УСЛОВИЕ ЗАДАНИЯ :: Определите, соответствуют ли отрывку следующие утверждения: (а) передача о Борисе Леонидовиче в тот день состоялась; (б) корреспондент рассказывал об искусственных удобрениях; (в) Белла Ахмадулина бывала в Ташкенте. Для каждого ответьте «да» или «нет» и приведите решающие слова отрывка дословно.

ИСХОДНЫЙ ОТРЫВОК ::
---------------

Шахерезада. Тысяча и одно воспоминание - страница 153
Как грустно, что Стасик не совладал со своим пороком, вот так самому себя сгубить – это просто ужасно[309]. Ужасно грустно. Кстати, подобная судьба ждет Беллу Ахмадулину. У меня ярость, когда я вспоминаю, что здесь творилось вокруг нее, когда она была в Ташкенте. Ее буквально спаивали юнцы-стихоплеты. Это было какое-то завихрение взбесившихся кобелей, которые вились вокруг нее неотступно, пьяным шабашем. Они считали, что они несутся на Парнас верхом на водочных бутылках кратчайшим и вернейшим путем. А она, слабая, грешная и талантливая, пила, и пила, и губила себя. С ужасом думаю, что ждет ее впереди. Как она вдребезги разобьет свой дар, и жалею ее последнего мужа, который единственный старается ее спасти. Мужественная и смелая духом; неужели ее переборет эта губительная дрянь? <…>
Сейчас иду смотреть. Будет ли передача о Борисе Леонидовиче[310], или Михайлов окажется талантливей?
Четыре часа пополудни. Никакой передачи для нас не было. Мы оказались недостойными слушать «поэзию». Вместо этого корреспондент по фамилии Дошлый (красота-то какая!) бодро возвестил какие-то откровения по поводу искусственных удобрений.

---------------

ПРЕДОСТАВЛЕННЫЕ СТРОКИ ::
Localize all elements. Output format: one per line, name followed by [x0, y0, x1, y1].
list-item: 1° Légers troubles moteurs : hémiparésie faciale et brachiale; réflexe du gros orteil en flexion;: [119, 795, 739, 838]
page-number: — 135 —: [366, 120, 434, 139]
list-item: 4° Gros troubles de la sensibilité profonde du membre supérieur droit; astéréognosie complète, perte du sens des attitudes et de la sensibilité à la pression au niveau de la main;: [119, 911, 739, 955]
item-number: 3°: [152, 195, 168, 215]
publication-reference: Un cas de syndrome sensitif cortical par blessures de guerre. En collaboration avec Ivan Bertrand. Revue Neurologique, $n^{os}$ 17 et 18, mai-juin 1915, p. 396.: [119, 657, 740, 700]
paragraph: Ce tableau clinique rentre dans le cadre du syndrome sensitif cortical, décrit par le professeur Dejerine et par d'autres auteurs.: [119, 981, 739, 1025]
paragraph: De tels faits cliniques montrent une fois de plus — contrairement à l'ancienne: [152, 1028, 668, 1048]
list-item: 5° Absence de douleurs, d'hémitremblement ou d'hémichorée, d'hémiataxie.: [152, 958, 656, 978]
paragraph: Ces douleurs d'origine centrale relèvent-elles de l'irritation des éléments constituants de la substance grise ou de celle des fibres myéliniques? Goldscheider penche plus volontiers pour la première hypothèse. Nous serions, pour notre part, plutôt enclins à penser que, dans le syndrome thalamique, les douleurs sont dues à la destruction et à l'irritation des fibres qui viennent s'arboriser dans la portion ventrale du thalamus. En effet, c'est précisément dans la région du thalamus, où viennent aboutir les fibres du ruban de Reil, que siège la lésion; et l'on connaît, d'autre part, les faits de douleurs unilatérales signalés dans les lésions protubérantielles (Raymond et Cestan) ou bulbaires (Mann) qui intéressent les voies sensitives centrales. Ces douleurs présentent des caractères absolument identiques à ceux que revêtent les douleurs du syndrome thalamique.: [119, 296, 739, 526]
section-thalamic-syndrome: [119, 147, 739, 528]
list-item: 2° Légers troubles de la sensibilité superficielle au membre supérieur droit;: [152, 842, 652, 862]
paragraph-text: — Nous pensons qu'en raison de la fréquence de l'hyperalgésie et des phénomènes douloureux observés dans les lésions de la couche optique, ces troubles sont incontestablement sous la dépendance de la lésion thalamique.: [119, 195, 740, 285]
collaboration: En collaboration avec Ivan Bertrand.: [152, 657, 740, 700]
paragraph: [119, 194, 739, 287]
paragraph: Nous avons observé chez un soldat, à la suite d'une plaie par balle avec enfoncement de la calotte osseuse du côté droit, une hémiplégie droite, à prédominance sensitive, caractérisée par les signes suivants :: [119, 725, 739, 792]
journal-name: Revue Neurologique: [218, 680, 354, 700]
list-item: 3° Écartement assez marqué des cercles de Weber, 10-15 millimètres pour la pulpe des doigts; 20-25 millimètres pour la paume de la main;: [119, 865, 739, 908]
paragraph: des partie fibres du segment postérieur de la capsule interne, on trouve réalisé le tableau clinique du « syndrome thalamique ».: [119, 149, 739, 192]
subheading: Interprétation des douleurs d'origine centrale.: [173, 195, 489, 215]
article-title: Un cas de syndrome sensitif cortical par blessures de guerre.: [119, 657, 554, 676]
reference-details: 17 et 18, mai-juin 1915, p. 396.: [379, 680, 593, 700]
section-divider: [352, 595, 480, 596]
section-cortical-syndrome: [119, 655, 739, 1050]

---------------

РЕШЕНИЕ ЗАДАЧИ ::
(а) Нет: «Никакой передачи для нас не было».
(б) Да: «бодро возвестил какие-то откровения по поводу искусственных удобрений».
(в) Да: «когда она была в Ташкенте».